* [Assignment]:
Could you transcribe every record below exactly as written, leaving out any pictures?

------------

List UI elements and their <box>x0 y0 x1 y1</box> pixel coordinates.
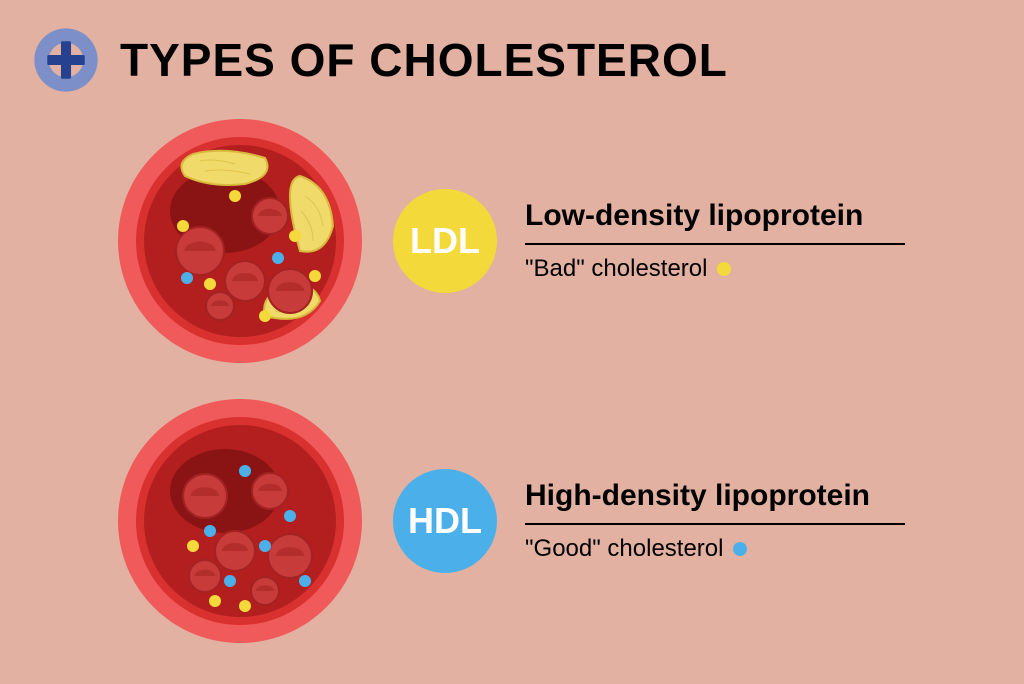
info-block: High-density lipoprotein "Good" choleste… <box>525 479 905 563</box>
divider <box>525 243 905 245</box>
logo-shape <box>34 28 97 91</box>
legend-dot-icon <box>717 262 731 276</box>
abbr-badge-hdl: HDL <box>393 469 497 573</box>
divider <box>525 523 905 525</box>
lipoprotein-name: Low-density lipoprotein <box>525 199 905 233</box>
subtitle-text: "Bad" cholesterol <box>525 255 707 283</box>
abbr-badge-ldl: LDL <box>393 189 497 293</box>
artery-illustration-hdl <box>115 396 365 646</box>
page-title: TYPES OF CHOLESTEROL <box>120 33 728 87</box>
cholesterol-row-hdl: HDL High-density lipoprotein "Good" chol… <box>0 396 1024 646</box>
lipoprotein-name: High-density lipoprotein <box>525 479 905 513</box>
lipoprotein-subtitle: "Good" cholesterol <box>525 535 905 563</box>
header: TYPES OF CHOLESTEROL <box>0 0 1024 106</box>
cholesterol-row-ldl: LDL Low-density lipoprotein "Bad" choles… <box>0 116 1024 366</box>
artery-illustration-ldl <box>115 116 365 366</box>
info-block: Low-density lipoprotein "Bad" cholestero… <box>525 199 905 283</box>
logo-icon <box>30 24 102 96</box>
lipoprotein-subtitle: "Bad" cholesterol <box>525 255 905 283</box>
abbr-label: HDL <box>408 500 482 542</box>
subtitle-text: "Good" cholesterol <box>525 535 723 563</box>
abbr-label: LDL <box>410 220 480 262</box>
legend-dot-icon <box>733 542 747 556</box>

------------

* [Answer to this exercise]:
List UI elements and their <box>x0 y0 x1 y1</box> pixel coordinates.
info-block: High-density lipoprotein "Good" choleste… <box>525 479 905 563</box>
divider <box>525 243 905 245</box>
logo-shape <box>34 28 97 91</box>
legend-dot-icon <box>717 262 731 276</box>
abbr-badge-hdl: HDL <box>393 469 497 573</box>
divider <box>525 523 905 525</box>
lipoprotein-name: Low-density lipoprotein <box>525 199 905 233</box>
subtitle-text: "Bad" cholesterol <box>525 255 707 283</box>
abbr-badge-ldl: LDL <box>393 189 497 293</box>
artery-illustration-hdl <box>115 396 365 646</box>
page-title: TYPES OF CHOLESTEROL <box>120 33 728 87</box>
cholesterol-row-hdl: HDL High-density lipoprotein "Good" chol… <box>0 396 1024 646</box>
lipoprotein-name: High-density lipoprotein <box>525 479 905 513</box>
lipoprotein-subtitle: "Good" cholesterol <box>525 535 905 563</box>
header: TYPES OF CHOLESTEROL <box>0 0 1024 106</box>
cholesterol-row-ldl: LDL Low-density lipoprotein "Bad" choles… <box>0 116 1024 366</box>
artery-illustration-ldl <box>115 116 365 366</box>
info-block: Low-density lipoprotein "Bad" cholestero… <box>525 199 905 283</box>
logo-icon <box>30 24 102 96</box>
lipoprotein-subtitle: "Bad" cholesterol <box>525 255 905 283</box>
abbr-label: HDL <box>408 500 482 542</box>
subtitle-text: "Good" cholesterol <box>525 535 723 563</box>
abbr-label: LDL <box>410 220 480 262</box>
legend-dot-icon <box>733 542 747 556</box>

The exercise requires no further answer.